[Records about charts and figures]
▼▼▼
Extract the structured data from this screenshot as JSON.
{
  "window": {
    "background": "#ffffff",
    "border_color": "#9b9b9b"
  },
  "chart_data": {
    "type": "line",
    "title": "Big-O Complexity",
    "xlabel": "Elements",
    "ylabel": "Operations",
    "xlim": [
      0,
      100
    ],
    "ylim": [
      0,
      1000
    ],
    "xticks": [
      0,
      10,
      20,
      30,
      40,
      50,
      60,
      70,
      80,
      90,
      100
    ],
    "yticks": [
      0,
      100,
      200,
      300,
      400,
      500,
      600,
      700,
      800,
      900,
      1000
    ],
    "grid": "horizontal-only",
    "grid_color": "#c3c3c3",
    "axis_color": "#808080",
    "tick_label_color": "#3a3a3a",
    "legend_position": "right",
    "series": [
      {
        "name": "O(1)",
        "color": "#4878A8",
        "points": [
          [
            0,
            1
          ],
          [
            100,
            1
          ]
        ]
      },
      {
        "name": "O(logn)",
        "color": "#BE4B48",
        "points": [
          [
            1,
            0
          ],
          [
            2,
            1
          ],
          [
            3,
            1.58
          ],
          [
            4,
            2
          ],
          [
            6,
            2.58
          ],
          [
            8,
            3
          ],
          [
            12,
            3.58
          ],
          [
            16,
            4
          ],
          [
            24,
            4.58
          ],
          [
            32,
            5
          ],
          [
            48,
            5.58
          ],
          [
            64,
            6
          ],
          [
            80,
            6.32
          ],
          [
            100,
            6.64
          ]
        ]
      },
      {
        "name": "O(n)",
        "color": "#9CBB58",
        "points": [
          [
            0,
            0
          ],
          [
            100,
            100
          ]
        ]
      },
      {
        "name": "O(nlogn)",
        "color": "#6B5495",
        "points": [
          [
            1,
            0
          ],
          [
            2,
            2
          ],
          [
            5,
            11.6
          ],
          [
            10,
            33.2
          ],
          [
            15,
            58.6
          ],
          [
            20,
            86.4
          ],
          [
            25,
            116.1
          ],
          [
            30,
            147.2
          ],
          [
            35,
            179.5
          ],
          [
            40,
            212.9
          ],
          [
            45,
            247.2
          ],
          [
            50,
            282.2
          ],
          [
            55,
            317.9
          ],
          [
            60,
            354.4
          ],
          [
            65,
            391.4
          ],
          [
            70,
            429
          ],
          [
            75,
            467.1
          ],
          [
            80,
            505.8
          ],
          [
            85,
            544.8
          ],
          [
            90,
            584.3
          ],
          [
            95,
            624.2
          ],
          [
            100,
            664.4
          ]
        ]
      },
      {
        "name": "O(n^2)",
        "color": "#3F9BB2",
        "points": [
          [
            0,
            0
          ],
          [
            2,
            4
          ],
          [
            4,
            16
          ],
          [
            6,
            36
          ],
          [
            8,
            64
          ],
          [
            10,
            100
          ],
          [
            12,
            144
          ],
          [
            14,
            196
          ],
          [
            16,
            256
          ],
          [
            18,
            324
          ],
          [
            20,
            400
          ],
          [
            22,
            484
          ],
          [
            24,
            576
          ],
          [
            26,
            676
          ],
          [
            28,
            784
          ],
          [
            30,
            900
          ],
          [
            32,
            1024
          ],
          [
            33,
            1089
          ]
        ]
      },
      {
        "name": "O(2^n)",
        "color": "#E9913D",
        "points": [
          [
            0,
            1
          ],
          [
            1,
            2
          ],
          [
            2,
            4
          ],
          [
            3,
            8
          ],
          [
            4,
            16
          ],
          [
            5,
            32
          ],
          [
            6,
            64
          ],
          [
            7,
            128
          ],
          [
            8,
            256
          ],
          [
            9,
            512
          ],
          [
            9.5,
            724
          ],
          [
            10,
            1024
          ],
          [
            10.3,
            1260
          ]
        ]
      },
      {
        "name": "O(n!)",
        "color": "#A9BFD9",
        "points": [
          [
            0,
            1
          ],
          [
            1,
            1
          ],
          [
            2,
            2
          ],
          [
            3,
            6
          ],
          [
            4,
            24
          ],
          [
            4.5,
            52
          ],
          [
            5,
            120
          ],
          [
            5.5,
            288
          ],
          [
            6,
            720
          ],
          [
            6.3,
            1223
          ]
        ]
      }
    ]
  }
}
▲▲▲
PROMPT -
Transcribe all lines as written.

EXPECTED ANSWER -
Extract the structured data from this screenshot as JSON.
{
  "window": {
    "background": "#ffffff",
    "border_color": "#9b9b9b"
  },
  "chart_data": {
    "type": "line",
    "title": "Big-O Complexity",
    "xlabel": "Elements",
    "ylabel": "Operations",
    "xlim": [
      0,
      100
    ],
    "ylim": [
      0,
      1000
    ],
    "xticks": [
      0,
      10,
      20,
      30,
      40,
      50,
      60,
      70,
      80,
      90,
      100
    ],
    "yticks": [
      0,
      100,
      200,
      300,
      400,
      500,
      600,
      700,
      800,
      900,
      1000
    ],
    "grid": "horizontal-only",
    "grid_color": "#c3c3c3",
    "axis_color": "#808080",
    "tick_label_color": "#3a3a3a",
    "legend_position": "right",
    "series": [
      {
        "name": "O(1)",
        "color": "#4878A8",
        "points": [
          [
            0,
            1
          ],
          [
            100,
            1
          ]
        ]
      },
      {
        "name": "O(logn)",
        "color": "#BE4B48",
        "points": [
          [
            1,
            0
          ],
          [
            2,
            1
          ],
          [
            3,
            1.58
          ],
          [
            4,
            2
          ],
          [
            6,
            2.58
          ],
          [
            8,
            3
          ],
          [
            12,
            3.58
          ],
          [
            16,
            4
          ],
          [
            24,
            4.58
          ],
          [
            32,
            5
          ],
          [
            48,
            5.58
          ],
          [
            64,
            6
          ],
          [
            80,
            6.32
          ],
          [
            100,
            6.64
          ]
        ]
      },
      {
        "name": "O(n)",
        "color": "#9CBB58",
        "points": [
          [
            0,
            0
          ],
          [
            100,
            100
          ]
        ]
      },
      {
        "name": "O(nlogn)",
        "color": "#6B5495",
        "points": [
          [
            1,
            0
          ],
          [
            2,
            2
          ],
          [
            5,
            11.6
          ],
          [
            10,
            33.2
          ],
          [
            15,
            58.6
          ],
          [
            20,
            86.4
          ],
          [
            25,
            116.1
          ],
          [
            30,
            147.2
          ],
          [
            35,
            179.5
          ],
          [
            40,
            212.9
          ],
          [
            45,
            247.2
          ],
          [
            50,
            282.2
          ],
          [
            55,
            317.9
          ],
          [
            60,
            354.4
          ],
          [
            65,
            391.4
          ],
          [
            70,
            429
          ],
          [
            75,
            467.1
          ],
          [
            80,
            505.8
          ],
          [
            85,
            544.8
          ],
          [
            90,
            584.3
          ],
          [
            95,
            624.2
          ],
          [
            100,
            664.4
          ]
        ]
      },
      {
        "name": "O(n^2)",
        "color": "#3F9BB2",
        "points": [
          [
            0,
            0
          ],
          [
            2,
            4
          ],
          [
            4,
            16
          ],
          [
            6,
            36
          ],
          [
            8,
            64
          ],
          [
            10,
            100
          ],
          [
            12,
            144
          ],
          [
            14,
            196
          ],
          [
            16,
            256
          ],
          [
            18,
            324
          ],
          [
            20,
            400
          ],
          [
            22,
            484
          ],
          [
            24,
            576
          ],
          [
            26,
            676
          ],
          [
            28,
            784
          ],
          [
            30,
            900
          ],
          [
            32,
            1024
          ],
          [
            33,
            1089
          ]
        ]
      },
      {
        "name": "O(2^n)",
        "color": "#E9913D",
        "points": [
          [
            0,
            1
          ],
          [
            1,
            2
          ],
          [
            2,
            4
          ],
          [
            3,
            8
          ],
          [
            4,
            16
          ],
          [
            5,
            32
          ],
          [
            6,
            64
          ],
          [
            7,
            128
          ],
          [
            8,
            256
          ],
          [
            9,
            512
          ],
          [
            9.5,
            724
          ],
          [
            10,
            1024
          ],
          [
            10.3,
            1260
          ]
        ]
      },
      {
        "name": "O(n!)",
        "color": "#A9BFD9",
        "points": [
          [
            0,
            1
          ],
          [
            1,
            1
          ],
          [
            2,
            2
          ],
          [
            3,
            6
          ],
          [
            4,
            24
          ],
          [
            4.5,
            52
          ],
          [
            5,
            120
          ],
          [
            5.5,
            288
          ],
          [
            6,
            720
          ],
          [
            6.3,
            1223
          ]
        ]
      }
    ]
  }
}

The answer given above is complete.